## Written task
Copy out all lines in the data below containing the string "this".

## Source data
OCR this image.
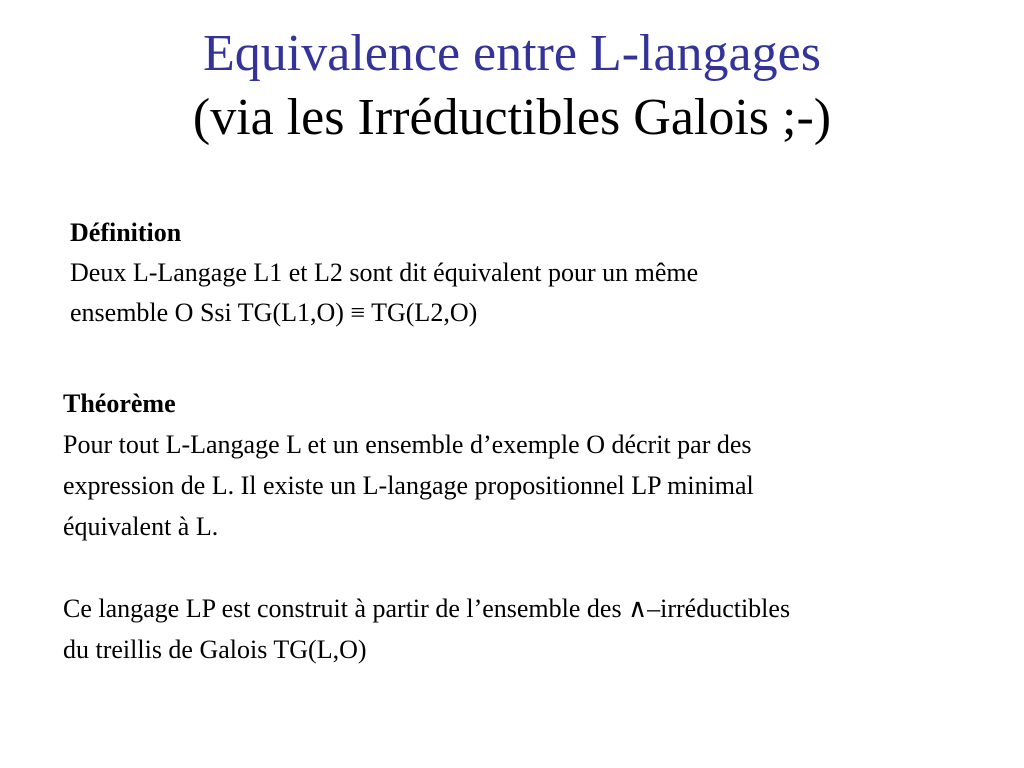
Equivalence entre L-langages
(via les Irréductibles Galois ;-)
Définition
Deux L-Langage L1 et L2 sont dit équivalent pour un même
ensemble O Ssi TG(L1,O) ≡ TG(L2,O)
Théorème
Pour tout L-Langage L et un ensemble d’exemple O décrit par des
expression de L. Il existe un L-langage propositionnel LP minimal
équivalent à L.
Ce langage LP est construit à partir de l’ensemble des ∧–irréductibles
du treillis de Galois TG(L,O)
==
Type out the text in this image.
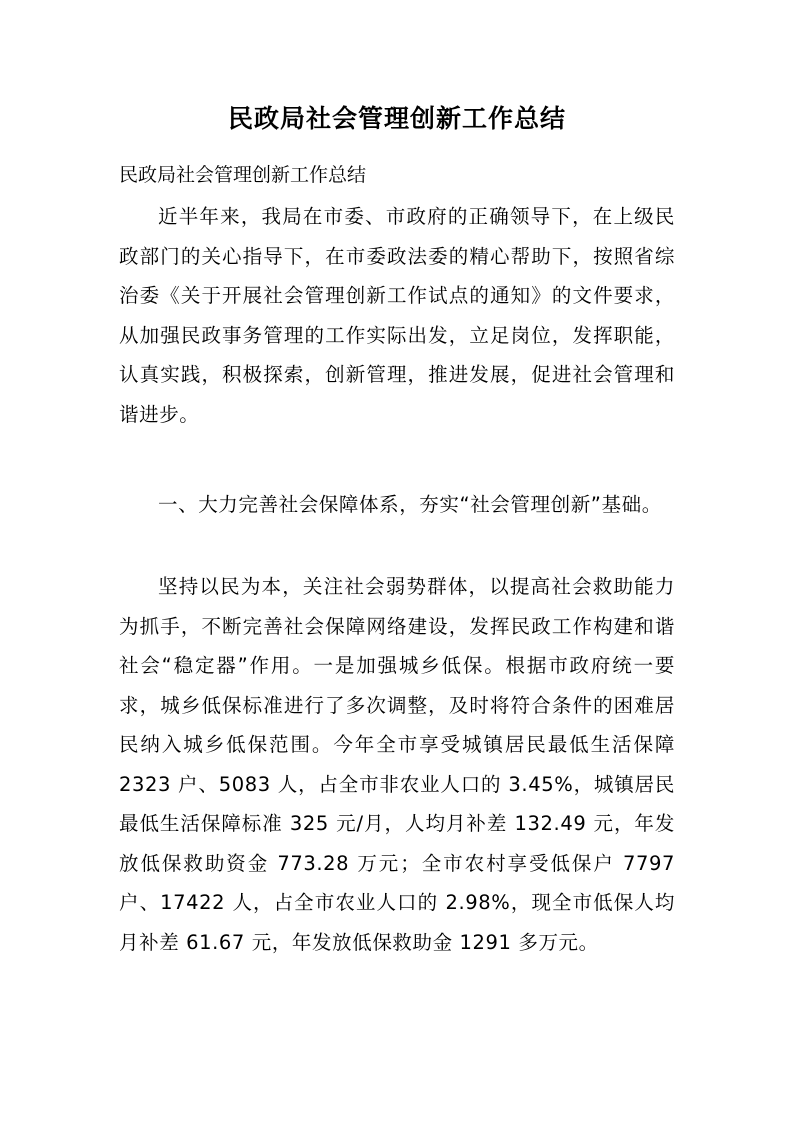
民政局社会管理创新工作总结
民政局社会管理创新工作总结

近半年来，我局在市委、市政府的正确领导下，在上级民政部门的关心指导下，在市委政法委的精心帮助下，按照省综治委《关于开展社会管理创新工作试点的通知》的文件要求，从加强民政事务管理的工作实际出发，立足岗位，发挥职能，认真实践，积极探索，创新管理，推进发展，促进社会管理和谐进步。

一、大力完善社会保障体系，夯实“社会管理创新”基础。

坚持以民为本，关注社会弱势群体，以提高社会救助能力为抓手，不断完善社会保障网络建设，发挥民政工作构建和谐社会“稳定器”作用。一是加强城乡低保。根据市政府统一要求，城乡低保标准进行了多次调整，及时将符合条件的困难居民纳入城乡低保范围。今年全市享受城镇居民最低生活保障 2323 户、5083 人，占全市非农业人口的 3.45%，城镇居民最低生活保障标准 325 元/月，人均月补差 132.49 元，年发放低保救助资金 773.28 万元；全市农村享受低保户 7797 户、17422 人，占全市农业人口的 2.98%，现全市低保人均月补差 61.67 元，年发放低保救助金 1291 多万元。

## The solution
OCR this image.
Type out the text in this image.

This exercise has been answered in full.